• _ACTIVITY 1_
Answer these questions using the article about losing control of a hot product that follows. Mark each answer with the same letter.
(a) What was Robert Frankston's profession?
(b) In what year did Frankston and Bricklin sign a marketing agreement?
(c) What royalty did they take on sales of the program?
• _ACTIVITY 2_
List every person and organization named in the article about losing control of a hot product that follows.
• _ACTIVITY 3_
Continue the article about losing control of a hot product that follows, starting after its last sentence.

---- SOURCE DOCUMENT

Too Hot To Handle: Losing Control

"Things got screwed up."

 

The creators of a hot product don't always have the resources to market it. Often they have to bring in someone who can turn their invention into a phenomenon. That can mean giving up some control -- or even surrendering the product.

Take Robert Frankston and Daniel Bricklin. They had an idea that they knew they could turn into a product. But Frankston was a computer programmer; Bricklin was studying at Harvard Business School. And the industry they were targeting barely existed.

So, in 1979, they signed a marketing agreement with Personal Software Inc., a company in the fledgling PC-software industry that was run by a recent graduate of the business school. They took a 36% royalty on sales of the program. "It was an uncertain product," says Bricklin. "It would've been presumptuous of us to think that it would be the biggest hit in the industry."

--------
---- RECORD EXCERPTS

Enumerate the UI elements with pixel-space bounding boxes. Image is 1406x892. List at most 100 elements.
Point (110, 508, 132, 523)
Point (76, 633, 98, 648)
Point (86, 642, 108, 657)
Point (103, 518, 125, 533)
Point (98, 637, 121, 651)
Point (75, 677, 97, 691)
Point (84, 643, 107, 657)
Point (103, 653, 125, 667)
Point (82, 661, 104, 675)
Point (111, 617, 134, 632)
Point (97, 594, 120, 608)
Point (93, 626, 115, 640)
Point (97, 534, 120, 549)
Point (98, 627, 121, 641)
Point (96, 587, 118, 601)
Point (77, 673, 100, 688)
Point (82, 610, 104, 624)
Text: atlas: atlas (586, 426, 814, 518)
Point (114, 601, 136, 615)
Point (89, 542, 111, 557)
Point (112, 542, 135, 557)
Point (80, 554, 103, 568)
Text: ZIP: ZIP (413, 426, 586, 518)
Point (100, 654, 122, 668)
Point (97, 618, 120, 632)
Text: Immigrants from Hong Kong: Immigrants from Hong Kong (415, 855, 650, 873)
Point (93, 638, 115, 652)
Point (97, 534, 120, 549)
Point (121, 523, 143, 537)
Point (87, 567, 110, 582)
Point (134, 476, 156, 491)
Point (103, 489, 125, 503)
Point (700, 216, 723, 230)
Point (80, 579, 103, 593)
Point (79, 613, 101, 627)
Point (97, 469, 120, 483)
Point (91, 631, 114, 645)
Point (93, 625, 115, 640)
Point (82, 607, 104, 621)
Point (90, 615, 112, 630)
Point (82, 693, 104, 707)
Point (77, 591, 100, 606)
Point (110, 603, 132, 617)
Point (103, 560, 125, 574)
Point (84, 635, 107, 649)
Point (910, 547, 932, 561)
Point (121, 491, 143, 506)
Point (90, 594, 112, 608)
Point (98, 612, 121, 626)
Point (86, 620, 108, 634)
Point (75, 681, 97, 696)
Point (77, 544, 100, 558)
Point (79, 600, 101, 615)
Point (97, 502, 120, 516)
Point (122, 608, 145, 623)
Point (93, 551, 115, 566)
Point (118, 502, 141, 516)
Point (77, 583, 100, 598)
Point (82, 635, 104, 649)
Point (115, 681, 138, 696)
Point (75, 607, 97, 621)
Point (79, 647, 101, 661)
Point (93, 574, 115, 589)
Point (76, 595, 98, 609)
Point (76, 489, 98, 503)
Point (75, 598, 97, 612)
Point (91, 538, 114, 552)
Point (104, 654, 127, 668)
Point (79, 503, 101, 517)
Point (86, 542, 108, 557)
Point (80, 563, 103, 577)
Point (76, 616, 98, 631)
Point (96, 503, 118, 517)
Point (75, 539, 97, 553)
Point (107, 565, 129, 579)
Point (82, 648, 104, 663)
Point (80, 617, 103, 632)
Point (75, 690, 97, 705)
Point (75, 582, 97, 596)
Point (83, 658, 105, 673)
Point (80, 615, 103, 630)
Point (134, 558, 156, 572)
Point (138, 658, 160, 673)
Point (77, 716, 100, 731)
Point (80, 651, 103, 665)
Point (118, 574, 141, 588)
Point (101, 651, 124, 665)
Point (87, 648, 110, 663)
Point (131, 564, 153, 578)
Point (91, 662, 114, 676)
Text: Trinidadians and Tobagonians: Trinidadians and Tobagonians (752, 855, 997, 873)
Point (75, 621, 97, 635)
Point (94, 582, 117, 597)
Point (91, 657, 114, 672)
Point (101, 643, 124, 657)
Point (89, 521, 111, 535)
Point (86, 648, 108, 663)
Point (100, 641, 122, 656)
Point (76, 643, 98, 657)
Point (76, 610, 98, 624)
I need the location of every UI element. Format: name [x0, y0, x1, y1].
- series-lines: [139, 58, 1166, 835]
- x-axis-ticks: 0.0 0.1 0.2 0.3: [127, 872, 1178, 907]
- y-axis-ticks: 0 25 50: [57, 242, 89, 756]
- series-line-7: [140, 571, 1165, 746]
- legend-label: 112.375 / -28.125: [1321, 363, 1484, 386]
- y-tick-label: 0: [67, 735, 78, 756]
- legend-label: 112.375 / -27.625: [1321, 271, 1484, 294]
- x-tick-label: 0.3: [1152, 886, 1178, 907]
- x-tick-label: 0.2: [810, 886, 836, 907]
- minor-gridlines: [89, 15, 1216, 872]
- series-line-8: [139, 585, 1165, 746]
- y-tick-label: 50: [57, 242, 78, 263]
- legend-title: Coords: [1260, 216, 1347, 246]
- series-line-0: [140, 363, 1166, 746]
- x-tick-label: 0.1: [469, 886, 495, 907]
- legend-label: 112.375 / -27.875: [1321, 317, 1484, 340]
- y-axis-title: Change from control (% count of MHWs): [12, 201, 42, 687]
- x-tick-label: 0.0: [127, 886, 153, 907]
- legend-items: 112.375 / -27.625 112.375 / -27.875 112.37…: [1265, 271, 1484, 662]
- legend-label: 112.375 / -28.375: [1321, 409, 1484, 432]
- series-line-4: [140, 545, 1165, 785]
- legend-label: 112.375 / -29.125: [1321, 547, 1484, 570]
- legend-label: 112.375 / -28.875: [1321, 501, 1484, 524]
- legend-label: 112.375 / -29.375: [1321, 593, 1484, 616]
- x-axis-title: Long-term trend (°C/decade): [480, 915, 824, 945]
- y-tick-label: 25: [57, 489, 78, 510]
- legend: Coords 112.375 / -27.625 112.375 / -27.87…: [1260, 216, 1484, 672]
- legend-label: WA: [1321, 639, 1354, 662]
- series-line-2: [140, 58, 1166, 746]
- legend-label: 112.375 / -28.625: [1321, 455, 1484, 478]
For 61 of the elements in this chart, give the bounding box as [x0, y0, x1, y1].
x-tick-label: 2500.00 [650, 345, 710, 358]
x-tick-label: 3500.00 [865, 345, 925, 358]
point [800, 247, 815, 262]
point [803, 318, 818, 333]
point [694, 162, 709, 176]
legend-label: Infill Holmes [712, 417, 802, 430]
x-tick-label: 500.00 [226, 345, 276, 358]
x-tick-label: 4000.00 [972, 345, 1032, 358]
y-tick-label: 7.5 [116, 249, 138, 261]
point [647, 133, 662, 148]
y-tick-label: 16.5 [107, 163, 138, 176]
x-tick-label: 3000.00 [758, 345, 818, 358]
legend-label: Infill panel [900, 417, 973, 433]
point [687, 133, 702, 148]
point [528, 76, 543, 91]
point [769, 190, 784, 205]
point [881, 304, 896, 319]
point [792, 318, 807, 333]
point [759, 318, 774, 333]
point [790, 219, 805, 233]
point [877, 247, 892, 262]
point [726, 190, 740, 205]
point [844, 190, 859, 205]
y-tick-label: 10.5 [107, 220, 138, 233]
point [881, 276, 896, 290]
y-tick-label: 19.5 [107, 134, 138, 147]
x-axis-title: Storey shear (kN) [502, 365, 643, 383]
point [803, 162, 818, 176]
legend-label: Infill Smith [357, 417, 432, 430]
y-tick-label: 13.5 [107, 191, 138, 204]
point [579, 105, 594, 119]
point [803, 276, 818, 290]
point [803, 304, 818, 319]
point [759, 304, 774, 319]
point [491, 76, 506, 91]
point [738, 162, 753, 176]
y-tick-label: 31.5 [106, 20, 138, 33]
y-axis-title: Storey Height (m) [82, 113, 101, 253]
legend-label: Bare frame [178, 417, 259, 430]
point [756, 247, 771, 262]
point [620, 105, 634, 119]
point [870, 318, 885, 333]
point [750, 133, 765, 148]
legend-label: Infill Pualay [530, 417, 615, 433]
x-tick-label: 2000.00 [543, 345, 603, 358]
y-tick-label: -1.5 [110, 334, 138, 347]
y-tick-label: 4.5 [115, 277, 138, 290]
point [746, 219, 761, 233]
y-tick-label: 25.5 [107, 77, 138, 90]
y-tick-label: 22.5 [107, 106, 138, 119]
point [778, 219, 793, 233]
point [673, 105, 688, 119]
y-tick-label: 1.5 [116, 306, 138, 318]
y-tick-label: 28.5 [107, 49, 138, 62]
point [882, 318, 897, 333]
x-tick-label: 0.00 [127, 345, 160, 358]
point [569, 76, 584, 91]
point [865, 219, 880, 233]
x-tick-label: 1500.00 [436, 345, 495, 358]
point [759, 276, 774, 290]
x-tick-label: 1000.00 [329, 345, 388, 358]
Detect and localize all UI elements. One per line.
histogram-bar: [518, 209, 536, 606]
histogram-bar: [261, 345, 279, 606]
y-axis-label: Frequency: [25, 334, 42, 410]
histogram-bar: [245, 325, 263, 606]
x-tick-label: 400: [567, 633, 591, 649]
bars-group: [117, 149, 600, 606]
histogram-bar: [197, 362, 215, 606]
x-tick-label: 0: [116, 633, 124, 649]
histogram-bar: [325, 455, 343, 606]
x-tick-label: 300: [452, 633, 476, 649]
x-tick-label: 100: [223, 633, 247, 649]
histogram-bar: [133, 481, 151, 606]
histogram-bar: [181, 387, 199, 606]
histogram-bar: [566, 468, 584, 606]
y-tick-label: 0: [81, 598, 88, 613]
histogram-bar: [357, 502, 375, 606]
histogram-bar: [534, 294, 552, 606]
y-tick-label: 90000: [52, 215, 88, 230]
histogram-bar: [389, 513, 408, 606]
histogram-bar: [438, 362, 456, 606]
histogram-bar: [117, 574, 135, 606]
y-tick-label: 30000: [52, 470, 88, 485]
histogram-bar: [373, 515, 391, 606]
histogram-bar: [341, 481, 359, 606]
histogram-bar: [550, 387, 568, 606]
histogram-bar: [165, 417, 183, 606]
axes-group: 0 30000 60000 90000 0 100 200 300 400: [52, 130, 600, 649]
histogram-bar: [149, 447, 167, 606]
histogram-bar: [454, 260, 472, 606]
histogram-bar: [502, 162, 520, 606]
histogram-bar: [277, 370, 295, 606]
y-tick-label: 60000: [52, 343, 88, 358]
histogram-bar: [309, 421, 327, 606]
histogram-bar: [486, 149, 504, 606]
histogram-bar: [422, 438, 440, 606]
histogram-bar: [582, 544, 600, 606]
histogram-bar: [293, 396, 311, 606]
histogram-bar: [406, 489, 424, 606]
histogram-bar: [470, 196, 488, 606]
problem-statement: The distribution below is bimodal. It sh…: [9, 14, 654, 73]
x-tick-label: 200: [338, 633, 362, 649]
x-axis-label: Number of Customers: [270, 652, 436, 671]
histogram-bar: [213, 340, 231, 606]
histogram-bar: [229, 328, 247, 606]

--------

• _EXERCISE ANSWER 1_
(a) He was a computer programmer.
(b) 1979
(c) A 36% royalty

• _EXERCISE ANSWER 2_
- Robert Frankston
- Daniel Bricklin
- Harvard Business School
- Personal Software Inc.

• _EXERCISE ANSWER 3_
It was a hit. VisiCalc was the first spreadsheet program for personal computers. More than 700,000 copies of it were sold at prices of from $99 to $250 apiece. Within a few years, Personal Software had estimated sales of $30 million and a new name: VisiCorp. Bricklin and Frankston's company, Software Arts Inc., received payment of some $10 million.

The trouble began, Frankston says, when VisiCorp tried, among other things, to reduce Software Art's royalty payments. When the pair stood firm, VisiCorp sued them for $60 million. Software Arts countersued and announced that it was going to market VisiCalc itself. The suit wasn't the biggest problem, though; a new spreadsheet called Lotus 1-2-3 was. "While the lawsuit was going on, it was hurting sales," says Bricklin, now president of Software Garden Inc. "We weren't spending time responding to the competition." VisiCorp lost interest in updating VisiCalc because by 1984 it was pushing its own product.

The rest is VisiHistory. The companies settled out of court in 1984 and have since ceased operations. "We had a hot thing and we should have reinvested in it," laments Frankston, now a chief scientist at Lotus Development Corp.